Repeat verbatim each line from the line with "What data populates" to the end of the entries. Pictures do not belong in the copy.

Dataset excerpts
****

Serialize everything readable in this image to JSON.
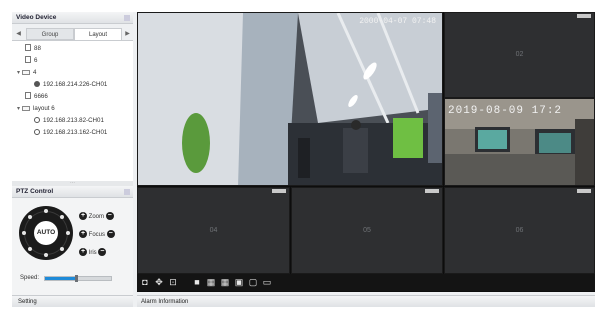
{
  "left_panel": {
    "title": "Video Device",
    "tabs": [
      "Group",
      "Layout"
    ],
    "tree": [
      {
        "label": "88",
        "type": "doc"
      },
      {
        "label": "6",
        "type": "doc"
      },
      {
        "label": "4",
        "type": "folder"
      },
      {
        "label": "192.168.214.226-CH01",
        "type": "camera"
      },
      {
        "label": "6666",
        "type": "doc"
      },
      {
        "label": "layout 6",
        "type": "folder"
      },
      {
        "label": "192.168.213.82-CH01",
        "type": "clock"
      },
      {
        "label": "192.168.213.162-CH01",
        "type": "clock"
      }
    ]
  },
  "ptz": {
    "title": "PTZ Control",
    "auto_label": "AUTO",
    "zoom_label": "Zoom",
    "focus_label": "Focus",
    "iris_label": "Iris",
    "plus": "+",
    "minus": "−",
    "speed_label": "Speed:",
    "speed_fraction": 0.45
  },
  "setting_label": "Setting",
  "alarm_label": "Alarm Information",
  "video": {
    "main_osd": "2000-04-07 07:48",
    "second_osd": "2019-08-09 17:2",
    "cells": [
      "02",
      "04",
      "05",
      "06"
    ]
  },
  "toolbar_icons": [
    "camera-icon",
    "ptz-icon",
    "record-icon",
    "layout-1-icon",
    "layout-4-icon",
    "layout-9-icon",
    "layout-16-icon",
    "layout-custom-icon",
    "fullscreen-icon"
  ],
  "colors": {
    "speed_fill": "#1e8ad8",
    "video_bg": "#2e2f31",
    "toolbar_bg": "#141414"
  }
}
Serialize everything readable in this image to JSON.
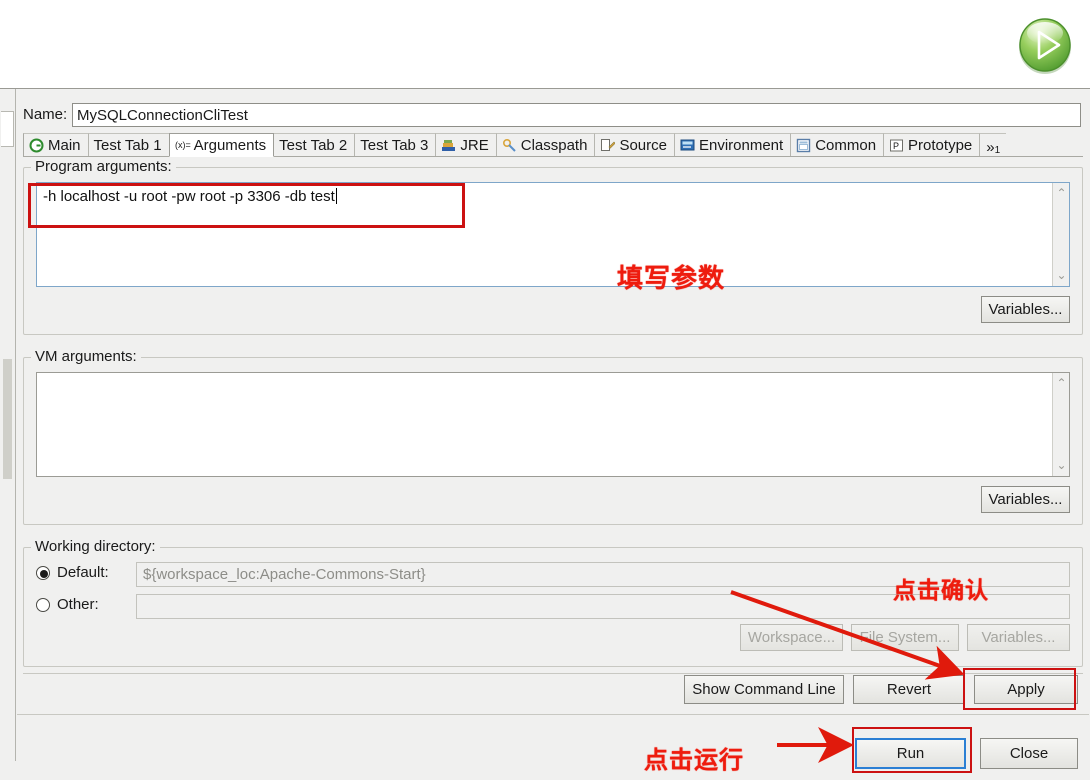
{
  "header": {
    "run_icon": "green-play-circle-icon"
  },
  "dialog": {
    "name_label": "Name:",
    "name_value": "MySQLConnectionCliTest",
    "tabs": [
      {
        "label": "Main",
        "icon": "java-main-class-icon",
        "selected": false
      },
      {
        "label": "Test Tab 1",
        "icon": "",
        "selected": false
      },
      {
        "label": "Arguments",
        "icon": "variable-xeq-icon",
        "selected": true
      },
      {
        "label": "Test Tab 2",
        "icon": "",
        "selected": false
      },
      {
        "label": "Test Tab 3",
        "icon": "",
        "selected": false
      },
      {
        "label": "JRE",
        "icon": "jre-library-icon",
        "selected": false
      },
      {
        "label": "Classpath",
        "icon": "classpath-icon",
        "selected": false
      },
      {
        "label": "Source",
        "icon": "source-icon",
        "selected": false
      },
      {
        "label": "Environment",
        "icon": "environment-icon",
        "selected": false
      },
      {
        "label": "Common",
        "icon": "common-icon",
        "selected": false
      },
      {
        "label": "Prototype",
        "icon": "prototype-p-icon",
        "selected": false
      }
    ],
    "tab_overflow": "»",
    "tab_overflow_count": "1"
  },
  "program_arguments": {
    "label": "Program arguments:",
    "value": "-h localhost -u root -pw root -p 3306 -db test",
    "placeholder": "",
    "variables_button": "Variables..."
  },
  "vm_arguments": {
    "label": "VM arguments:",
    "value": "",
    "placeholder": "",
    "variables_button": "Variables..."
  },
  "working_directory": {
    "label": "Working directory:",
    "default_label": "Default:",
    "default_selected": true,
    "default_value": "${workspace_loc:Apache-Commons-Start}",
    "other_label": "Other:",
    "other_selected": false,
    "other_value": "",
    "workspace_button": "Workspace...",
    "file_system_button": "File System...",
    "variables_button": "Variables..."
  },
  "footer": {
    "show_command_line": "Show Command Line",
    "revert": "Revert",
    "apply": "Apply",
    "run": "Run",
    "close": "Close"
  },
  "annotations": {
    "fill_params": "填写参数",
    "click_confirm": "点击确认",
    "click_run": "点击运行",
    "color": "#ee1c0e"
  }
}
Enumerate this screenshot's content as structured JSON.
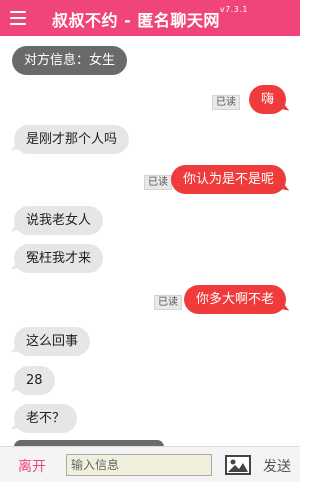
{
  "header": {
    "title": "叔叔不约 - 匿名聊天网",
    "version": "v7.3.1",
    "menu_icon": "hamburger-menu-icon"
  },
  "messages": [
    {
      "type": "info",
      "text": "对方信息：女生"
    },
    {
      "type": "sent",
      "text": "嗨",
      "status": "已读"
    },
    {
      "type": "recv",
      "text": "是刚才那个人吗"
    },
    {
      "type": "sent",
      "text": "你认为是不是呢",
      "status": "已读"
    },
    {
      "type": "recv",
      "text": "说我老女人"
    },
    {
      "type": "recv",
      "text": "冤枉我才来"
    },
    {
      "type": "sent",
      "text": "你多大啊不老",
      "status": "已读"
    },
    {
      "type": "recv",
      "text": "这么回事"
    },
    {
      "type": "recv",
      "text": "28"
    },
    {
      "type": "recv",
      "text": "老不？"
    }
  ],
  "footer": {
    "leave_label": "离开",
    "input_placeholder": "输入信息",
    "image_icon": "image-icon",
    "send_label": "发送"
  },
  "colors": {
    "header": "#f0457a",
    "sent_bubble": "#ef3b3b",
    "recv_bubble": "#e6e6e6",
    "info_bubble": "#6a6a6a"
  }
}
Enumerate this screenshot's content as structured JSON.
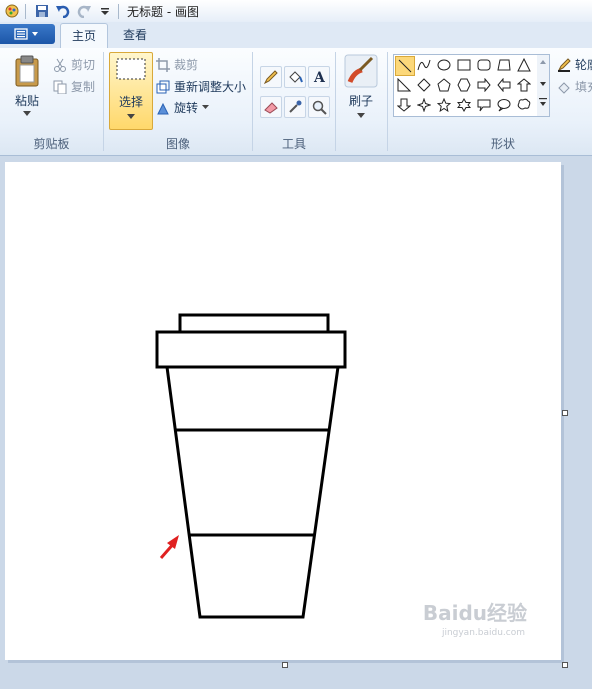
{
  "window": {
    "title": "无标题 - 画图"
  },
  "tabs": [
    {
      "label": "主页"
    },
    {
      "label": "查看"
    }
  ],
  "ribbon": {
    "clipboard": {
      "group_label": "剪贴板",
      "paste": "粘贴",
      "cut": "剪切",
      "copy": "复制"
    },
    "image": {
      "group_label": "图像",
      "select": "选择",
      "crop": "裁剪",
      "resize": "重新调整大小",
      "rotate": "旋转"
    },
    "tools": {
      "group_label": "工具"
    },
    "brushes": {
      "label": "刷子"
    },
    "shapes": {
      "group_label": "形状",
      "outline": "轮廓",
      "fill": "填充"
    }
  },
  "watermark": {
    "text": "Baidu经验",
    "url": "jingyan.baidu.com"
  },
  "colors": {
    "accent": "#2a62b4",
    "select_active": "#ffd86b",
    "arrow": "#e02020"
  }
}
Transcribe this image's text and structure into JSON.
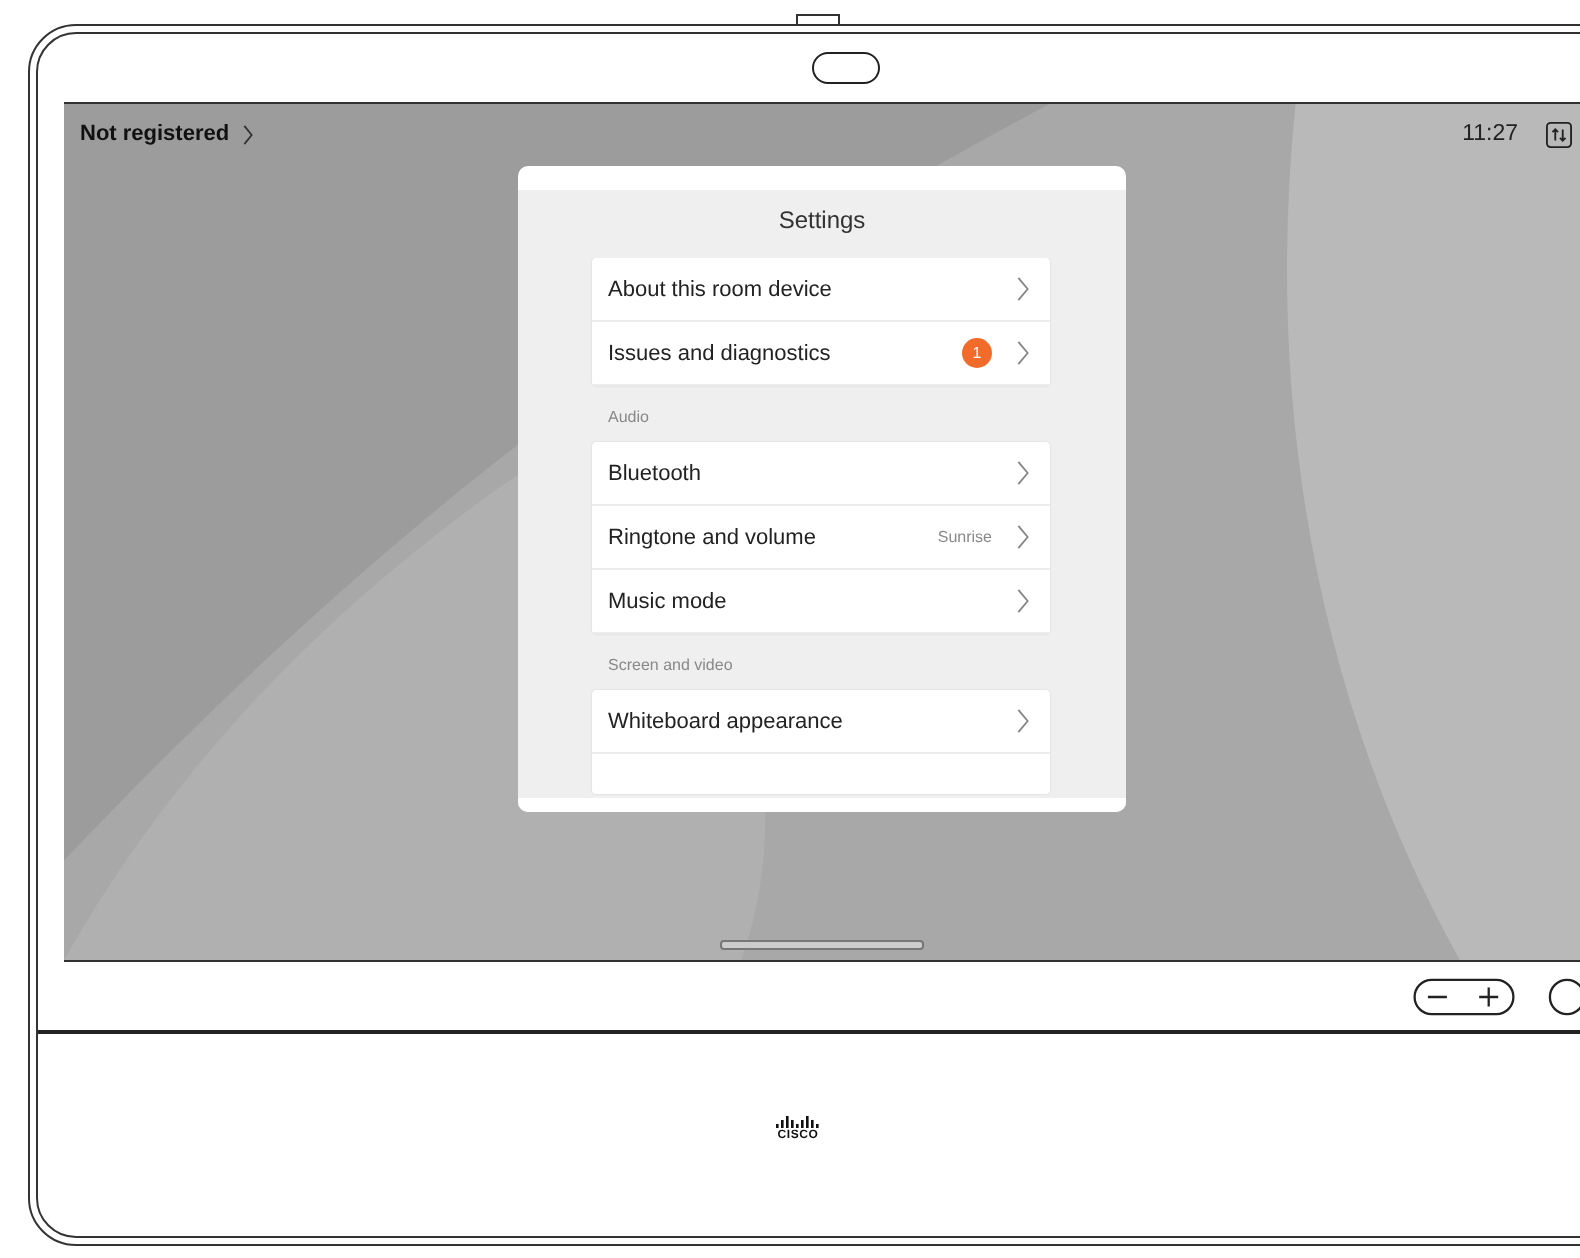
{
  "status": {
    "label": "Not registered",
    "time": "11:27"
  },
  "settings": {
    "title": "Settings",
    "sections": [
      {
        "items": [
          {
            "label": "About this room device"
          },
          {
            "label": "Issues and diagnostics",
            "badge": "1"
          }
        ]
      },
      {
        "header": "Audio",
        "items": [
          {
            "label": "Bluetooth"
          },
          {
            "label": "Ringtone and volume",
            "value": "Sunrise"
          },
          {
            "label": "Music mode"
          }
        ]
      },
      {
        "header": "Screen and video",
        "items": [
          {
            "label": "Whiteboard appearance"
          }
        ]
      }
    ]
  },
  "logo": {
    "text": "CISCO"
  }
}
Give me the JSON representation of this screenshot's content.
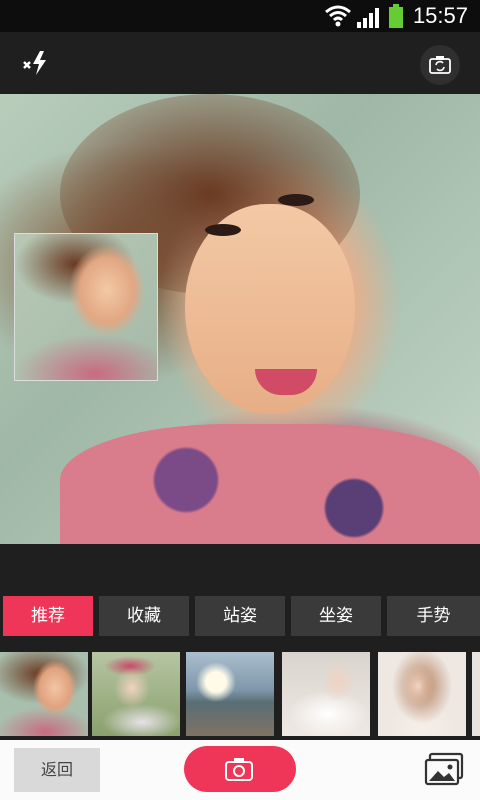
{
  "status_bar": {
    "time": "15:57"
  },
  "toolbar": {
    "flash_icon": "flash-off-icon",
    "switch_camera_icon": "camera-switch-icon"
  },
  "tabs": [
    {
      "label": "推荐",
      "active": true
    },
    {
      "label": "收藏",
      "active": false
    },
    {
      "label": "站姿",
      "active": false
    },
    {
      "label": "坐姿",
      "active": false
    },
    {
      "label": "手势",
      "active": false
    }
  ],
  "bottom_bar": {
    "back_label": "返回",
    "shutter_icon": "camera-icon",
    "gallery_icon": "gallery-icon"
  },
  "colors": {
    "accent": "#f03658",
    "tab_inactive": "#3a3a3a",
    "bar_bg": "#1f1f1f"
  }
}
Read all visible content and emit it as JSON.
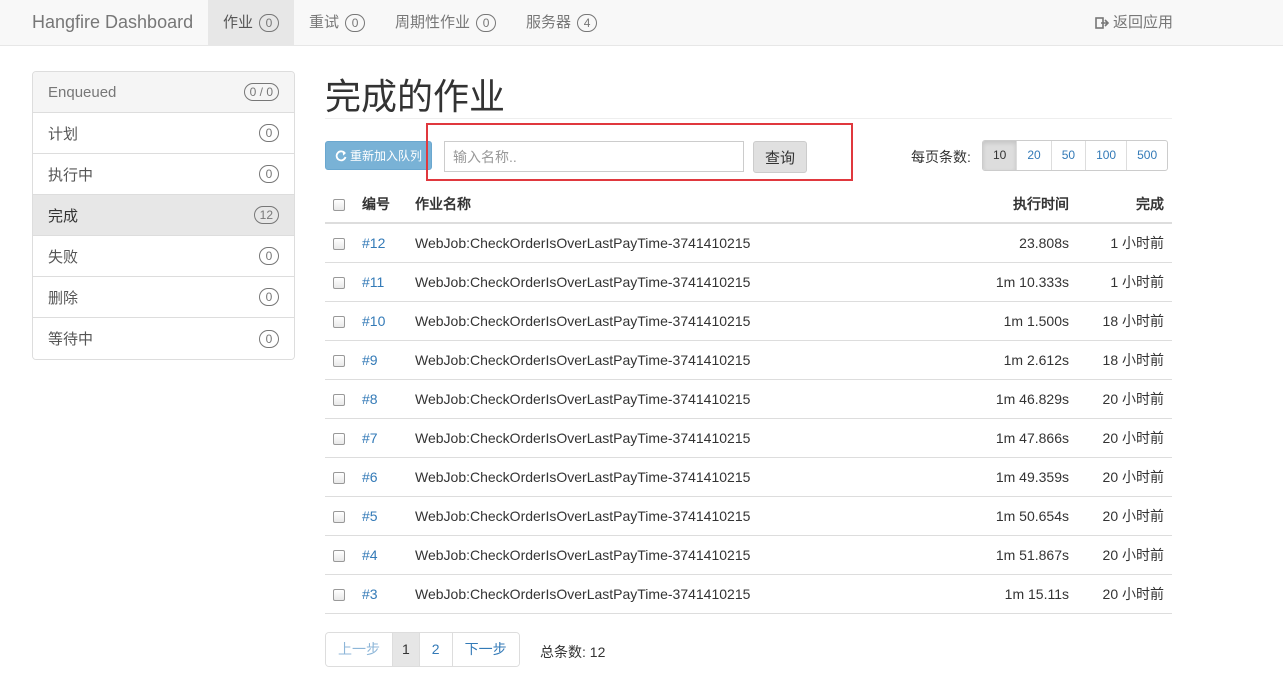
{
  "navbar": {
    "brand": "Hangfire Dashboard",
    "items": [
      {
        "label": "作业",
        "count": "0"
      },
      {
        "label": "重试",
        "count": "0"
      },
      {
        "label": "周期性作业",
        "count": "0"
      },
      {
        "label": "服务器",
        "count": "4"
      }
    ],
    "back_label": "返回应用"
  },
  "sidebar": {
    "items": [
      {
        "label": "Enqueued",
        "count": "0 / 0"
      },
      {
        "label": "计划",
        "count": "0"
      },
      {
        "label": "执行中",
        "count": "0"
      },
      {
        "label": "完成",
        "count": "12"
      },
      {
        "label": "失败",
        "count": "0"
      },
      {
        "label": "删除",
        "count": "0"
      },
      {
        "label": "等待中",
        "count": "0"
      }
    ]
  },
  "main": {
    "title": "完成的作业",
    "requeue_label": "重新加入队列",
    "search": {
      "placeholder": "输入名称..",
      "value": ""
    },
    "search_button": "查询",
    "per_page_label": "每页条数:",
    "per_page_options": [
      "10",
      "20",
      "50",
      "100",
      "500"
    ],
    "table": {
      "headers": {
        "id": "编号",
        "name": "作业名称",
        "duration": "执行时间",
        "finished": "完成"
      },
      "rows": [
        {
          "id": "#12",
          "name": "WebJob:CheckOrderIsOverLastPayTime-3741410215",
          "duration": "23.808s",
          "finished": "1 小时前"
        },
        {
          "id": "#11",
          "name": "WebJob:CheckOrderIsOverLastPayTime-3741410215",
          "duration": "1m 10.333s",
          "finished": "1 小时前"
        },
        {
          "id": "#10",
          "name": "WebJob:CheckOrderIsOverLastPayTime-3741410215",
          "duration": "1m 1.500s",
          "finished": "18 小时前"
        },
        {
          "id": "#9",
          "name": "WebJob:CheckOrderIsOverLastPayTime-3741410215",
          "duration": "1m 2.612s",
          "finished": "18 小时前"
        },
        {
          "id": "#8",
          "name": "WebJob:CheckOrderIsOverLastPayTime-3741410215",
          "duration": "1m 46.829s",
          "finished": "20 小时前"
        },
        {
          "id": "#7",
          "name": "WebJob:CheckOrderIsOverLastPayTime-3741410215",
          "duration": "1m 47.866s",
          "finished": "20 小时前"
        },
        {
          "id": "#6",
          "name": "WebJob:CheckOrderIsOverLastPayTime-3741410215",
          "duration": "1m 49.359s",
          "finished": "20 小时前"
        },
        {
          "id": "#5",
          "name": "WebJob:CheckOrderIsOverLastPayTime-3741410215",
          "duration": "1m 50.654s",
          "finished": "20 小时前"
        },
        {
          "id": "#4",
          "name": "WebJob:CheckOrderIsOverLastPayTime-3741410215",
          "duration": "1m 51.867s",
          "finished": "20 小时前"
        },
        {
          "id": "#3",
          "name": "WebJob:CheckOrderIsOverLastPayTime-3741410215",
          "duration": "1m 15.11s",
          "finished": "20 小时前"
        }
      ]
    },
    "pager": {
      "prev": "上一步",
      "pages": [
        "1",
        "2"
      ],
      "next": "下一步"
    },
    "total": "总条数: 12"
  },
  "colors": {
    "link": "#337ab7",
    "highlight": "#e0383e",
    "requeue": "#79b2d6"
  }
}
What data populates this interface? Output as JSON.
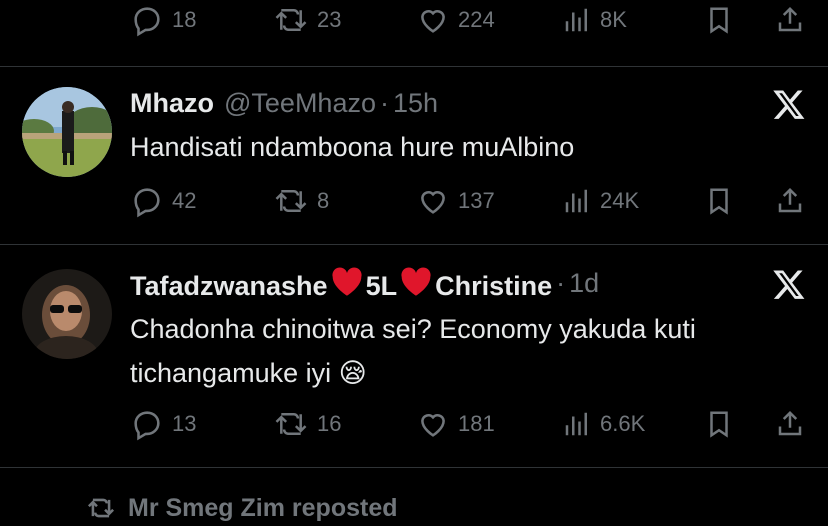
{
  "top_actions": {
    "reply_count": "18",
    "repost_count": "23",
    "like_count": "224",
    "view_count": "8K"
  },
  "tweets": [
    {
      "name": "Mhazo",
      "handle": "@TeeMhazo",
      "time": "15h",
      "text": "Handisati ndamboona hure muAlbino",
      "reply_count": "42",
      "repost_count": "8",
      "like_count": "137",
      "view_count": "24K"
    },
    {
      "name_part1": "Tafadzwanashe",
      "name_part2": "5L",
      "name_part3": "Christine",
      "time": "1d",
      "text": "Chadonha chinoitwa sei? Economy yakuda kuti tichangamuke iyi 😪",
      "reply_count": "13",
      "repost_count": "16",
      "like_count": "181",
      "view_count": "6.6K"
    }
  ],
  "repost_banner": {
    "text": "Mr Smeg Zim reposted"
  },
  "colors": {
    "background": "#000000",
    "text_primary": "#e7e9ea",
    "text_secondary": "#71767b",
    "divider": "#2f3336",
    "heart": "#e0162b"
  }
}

****

| Result of the task |
What data populates this interface? Output as JSON.
{
  "top_actions": {
    "reply_count": "18",
    "repost_count": "23",
    "like_count": "224",
    "view_count": "8K"
  },
  "tweets": [
    {
      "name": "Mhazo",
      "handle": "@TeeMhazo",
      "time": "15h",
      "text": "Handisati ndamboona hure muAlbino",
      "reply_count": "42",
      "repost_count": "8",
      "like_count": "137",
      "view_count": "24K"
    },
    {
      "name_part1": "Tafadzwanashe",
      "name_part2": "5L",
      "name_part3": "Christine",
      "time": "1d",
      "text": "Chadonha chinoitwa sei? Economy yakuda kuti tichangamuke iyi 😪",
      "reply_count": "13",
      "repost_count": "16",
      "like_count": "181",
      "view_count": "6.6K"
    }
  ],
  "repost_banner": {
    "text": "Mr Smeg Zim reposted"
  },
  "colors": {
    "background": "#000000",
    "text_primary": "#e7e9ea",
    "text_secondary": "#71767b",
    "divider": "#2f3336",
    "heart": "#e0162b"
  }
}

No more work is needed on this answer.